• _Listing_
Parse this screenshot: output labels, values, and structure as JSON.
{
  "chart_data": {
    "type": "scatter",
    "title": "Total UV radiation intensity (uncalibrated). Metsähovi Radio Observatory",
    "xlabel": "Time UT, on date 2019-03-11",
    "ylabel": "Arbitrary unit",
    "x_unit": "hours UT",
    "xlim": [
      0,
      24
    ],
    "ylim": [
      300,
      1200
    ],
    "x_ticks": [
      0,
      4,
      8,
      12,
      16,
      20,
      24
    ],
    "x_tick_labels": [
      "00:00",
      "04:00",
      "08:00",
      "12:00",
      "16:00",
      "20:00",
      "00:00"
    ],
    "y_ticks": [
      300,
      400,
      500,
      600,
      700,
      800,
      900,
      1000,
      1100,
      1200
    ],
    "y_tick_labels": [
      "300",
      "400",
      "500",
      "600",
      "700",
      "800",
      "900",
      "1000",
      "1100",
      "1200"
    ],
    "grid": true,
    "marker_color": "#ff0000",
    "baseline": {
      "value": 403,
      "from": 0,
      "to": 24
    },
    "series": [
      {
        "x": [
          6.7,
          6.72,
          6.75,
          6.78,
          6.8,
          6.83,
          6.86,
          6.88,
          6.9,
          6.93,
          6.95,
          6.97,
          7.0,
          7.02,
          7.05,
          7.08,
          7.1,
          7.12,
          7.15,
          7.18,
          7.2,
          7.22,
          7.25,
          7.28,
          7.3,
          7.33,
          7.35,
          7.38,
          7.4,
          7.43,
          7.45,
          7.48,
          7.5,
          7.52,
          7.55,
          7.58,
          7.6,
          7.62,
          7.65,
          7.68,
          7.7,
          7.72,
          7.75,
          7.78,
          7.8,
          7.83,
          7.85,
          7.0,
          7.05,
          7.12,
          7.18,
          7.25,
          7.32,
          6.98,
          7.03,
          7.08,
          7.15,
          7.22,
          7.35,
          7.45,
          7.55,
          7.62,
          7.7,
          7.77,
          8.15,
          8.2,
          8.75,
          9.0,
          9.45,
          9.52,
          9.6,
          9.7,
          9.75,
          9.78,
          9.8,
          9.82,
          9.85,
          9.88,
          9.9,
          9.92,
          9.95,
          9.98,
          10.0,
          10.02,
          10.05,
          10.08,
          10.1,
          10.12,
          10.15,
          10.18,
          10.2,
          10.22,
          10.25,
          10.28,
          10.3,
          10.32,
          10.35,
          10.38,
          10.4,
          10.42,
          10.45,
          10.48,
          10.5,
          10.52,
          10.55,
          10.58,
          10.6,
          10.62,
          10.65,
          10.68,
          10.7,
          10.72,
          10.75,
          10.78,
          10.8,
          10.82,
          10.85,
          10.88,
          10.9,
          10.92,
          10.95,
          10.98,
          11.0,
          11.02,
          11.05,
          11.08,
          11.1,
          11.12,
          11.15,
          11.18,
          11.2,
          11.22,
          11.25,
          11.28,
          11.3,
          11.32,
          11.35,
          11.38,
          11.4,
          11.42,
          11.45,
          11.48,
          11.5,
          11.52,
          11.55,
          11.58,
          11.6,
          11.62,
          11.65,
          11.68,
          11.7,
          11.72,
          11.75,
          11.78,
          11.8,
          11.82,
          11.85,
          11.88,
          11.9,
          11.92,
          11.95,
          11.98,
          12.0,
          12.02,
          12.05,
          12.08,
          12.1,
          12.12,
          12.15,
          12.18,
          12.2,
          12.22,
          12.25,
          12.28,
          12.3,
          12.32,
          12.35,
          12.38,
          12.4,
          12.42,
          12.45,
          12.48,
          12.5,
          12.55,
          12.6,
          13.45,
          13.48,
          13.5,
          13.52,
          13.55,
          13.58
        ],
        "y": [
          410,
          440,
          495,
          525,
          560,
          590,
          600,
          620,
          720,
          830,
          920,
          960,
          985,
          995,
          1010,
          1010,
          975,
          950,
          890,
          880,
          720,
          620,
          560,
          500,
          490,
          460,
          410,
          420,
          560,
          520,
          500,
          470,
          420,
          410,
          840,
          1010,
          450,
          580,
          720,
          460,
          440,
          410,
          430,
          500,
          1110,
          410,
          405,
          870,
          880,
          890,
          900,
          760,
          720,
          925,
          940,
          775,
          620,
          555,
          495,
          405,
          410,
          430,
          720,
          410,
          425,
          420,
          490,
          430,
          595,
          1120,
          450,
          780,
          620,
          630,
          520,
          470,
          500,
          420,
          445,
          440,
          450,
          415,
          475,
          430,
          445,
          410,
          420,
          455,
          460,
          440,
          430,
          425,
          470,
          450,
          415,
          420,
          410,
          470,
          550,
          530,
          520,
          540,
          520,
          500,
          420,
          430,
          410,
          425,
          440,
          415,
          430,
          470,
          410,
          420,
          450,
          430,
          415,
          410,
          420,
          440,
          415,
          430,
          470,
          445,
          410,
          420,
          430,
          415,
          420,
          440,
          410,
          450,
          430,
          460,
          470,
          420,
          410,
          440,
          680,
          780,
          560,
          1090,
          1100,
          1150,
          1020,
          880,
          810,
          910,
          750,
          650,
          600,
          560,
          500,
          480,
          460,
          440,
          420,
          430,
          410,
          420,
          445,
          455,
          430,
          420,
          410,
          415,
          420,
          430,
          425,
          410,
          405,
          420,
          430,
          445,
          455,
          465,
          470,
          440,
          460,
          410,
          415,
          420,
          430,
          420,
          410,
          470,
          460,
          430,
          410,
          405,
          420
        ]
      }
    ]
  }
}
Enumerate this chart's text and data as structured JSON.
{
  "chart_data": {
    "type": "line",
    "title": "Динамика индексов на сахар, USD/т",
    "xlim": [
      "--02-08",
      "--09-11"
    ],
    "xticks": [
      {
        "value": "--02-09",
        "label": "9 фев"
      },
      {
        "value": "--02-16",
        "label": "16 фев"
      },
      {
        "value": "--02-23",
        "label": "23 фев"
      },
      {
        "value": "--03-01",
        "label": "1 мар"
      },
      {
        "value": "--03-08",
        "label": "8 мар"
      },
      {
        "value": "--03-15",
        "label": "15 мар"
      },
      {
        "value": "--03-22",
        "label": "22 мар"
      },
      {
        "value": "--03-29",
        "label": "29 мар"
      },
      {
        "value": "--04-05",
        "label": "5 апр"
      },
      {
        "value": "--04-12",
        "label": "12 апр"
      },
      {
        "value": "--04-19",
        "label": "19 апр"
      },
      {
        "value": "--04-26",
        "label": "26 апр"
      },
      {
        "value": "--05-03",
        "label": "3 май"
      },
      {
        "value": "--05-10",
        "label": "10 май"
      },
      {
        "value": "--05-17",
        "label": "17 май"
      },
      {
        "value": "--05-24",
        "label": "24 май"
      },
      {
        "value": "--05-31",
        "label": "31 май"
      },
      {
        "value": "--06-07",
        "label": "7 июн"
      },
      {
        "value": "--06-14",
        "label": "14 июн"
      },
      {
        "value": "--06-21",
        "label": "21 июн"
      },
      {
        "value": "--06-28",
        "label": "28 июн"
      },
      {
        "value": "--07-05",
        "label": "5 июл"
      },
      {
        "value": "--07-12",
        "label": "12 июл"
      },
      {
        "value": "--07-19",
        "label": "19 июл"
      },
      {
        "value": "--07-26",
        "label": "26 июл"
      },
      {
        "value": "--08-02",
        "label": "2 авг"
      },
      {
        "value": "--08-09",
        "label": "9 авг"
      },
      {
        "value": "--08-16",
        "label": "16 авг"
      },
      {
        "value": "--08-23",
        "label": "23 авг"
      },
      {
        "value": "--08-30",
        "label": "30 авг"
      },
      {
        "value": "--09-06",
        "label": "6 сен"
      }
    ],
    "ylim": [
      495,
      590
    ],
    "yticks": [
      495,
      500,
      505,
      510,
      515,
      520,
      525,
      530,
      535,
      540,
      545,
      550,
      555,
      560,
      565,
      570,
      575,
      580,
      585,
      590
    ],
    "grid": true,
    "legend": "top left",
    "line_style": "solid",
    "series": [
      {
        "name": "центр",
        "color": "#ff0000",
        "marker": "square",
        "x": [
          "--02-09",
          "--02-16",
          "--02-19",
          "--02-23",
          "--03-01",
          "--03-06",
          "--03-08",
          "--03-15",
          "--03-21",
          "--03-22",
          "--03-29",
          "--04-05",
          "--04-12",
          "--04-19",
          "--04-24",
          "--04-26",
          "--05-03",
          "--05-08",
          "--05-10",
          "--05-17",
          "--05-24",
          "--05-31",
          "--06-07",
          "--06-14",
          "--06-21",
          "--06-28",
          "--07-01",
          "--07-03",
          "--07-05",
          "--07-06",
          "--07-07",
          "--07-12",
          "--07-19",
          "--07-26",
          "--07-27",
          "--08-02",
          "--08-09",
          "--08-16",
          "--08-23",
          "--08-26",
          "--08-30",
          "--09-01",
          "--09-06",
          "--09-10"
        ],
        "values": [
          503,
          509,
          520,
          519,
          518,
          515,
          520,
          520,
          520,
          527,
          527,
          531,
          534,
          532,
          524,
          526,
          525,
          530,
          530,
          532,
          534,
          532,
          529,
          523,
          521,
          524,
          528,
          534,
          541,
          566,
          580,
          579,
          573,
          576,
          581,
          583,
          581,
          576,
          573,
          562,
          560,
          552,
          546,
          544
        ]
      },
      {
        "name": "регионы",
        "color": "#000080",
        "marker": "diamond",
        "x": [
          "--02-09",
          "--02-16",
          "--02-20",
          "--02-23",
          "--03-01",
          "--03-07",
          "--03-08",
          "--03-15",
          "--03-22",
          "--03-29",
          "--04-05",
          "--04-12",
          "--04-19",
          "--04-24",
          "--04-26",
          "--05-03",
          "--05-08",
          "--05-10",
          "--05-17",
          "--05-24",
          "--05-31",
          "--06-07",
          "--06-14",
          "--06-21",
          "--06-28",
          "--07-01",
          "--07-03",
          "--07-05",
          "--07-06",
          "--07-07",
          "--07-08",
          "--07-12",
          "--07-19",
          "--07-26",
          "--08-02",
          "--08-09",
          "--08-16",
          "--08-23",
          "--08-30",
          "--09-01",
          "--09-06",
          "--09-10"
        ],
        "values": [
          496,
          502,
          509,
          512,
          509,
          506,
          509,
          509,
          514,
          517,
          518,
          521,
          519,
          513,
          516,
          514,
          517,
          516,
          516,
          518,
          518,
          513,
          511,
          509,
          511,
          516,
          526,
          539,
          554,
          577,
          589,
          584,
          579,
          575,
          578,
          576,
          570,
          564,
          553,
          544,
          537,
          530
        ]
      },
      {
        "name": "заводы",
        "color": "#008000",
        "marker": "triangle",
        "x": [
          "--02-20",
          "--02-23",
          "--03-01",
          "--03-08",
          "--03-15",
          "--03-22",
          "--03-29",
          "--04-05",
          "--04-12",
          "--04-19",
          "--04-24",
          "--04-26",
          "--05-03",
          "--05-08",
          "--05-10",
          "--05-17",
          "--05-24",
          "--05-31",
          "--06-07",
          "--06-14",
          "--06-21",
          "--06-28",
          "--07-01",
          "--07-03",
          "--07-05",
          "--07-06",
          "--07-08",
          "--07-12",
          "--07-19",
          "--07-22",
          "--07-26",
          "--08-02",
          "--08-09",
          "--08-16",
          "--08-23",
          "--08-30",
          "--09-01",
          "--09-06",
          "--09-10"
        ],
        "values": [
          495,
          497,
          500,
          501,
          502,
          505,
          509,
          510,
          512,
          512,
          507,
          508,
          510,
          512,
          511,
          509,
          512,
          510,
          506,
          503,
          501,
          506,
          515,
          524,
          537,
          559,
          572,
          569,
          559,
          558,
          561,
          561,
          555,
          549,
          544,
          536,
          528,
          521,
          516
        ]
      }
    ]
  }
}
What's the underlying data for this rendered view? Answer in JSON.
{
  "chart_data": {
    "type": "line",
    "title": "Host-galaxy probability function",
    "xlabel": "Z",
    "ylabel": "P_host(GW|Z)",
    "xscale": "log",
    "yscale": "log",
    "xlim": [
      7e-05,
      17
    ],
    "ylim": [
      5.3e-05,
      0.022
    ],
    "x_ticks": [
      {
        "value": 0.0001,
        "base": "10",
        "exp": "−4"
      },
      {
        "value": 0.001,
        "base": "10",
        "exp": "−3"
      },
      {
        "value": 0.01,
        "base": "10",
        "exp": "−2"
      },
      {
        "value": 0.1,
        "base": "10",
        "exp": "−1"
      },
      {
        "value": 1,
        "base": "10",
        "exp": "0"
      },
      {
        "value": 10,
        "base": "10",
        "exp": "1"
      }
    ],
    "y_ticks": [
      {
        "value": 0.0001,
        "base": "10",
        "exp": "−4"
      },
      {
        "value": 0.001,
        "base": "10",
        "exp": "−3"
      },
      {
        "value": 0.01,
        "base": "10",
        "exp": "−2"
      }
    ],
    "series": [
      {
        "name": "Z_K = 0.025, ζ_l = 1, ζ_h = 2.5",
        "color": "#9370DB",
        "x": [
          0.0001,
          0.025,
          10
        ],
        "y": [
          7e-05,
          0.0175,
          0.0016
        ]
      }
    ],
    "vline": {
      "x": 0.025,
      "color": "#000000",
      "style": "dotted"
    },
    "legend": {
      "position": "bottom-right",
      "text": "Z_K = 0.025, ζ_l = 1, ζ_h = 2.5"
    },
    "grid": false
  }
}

• _Aim_
Look through the entries above and list every line containing "name".

• _Output for this exercise_
        "name": "центр",
        "name": "регионы",
        "name": "заводы",
        "name": "Z_K = 0.025, ζ_l = 1, ζ_h = 2.5",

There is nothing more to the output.